SHORT EXERCISE: Check the listing below line by line and report how many lines hold "организации", with no other words.

+++ DATA EXCERPTS

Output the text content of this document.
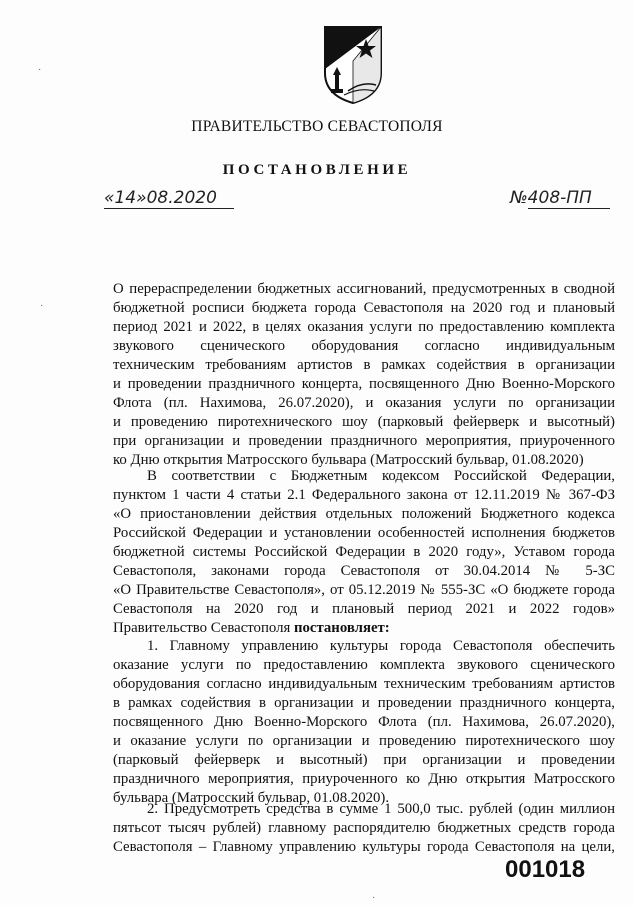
ПРАВИТЕЛЬСТВО СЕВАСТОПОЛЯ
ПОСТАНОВЛЕНИЕ
«14»08.2020	№408-ПП
О перераспределении бюджетных ассигнований, предусмотренных в сводной
бюджетной росписи бюджета города Севастополя на 2020 год и плановый
период 2021 и 2022, в целях оказания услуги по предоставлению комплекта
звукового сценического оборудования согласно индивидуальным
техническим требованиям артистов в рамках содействия в организации
и проведении праздничного концерта, посвященного Дню Военно-Морского
Флота (пл. Нахимова, 26.07.2020), и оказания услуги по организации
и проведению пиротехнического шоу (парковый фейерверк и высотный)
при организации и проведении праздничного мероприятия, приуроченного
ко Дню открытия Матросского бульвара (Матросский бульвар, 01.08.2020)
В соответствии с Бюджетным кодексом Российской Федерации,
пунктом 1 части 4 статьи 2.1 Федерального закона от 12.11.2019 № 367-ФЗ
«О приостановлении действия отдельных положений Бюджетного кодекса
Российской Федерации и установлении особенностей исполнения бюджетов
бюджетной системы Российской Федерации в 2020 году», Уставом города
Севастополя, законами города Севастополя от 30.04.2014 № 5-ЗС
«О Правительстве Севастополя», от 05.12.2019 № 555-ЗС «О бюджете города
Севастополя на 2020 год и плановый период 2021 и 2022 годов»
Правительство Севастополя постановляет:
1. Главному управлению культуры города Севастополя обеспечить
оказание услуги по предоставлению комплекта звукового сценического
оборудования согласно индивидуальным техническим требованиям артистов
в рамках содействия в организации и проведении праздничного концерта,
посвященного Дню Военно-Морского Флота (пл. Нахимова, 26.07.2020),
и оказание услуги по организации и проведению пиротехнического шоу
(парковый фейерверк и высотный) при организации и проведении
праздничного мероприятия, приуроченного ко Дню открытия Матросского
бульвара (Матросский бульвар, 01.08.2020).
2. Предусмотреть средства в сумме 1 500,0 тыс. рублей (один миллион
пятьсот тысяч рублей) главному распорядителю бюджетных средств города
Севастополя – Главному управлению культуры города Севастополя на цели,
001018
·
·
·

++++++

EXPECTED ANSWER: 6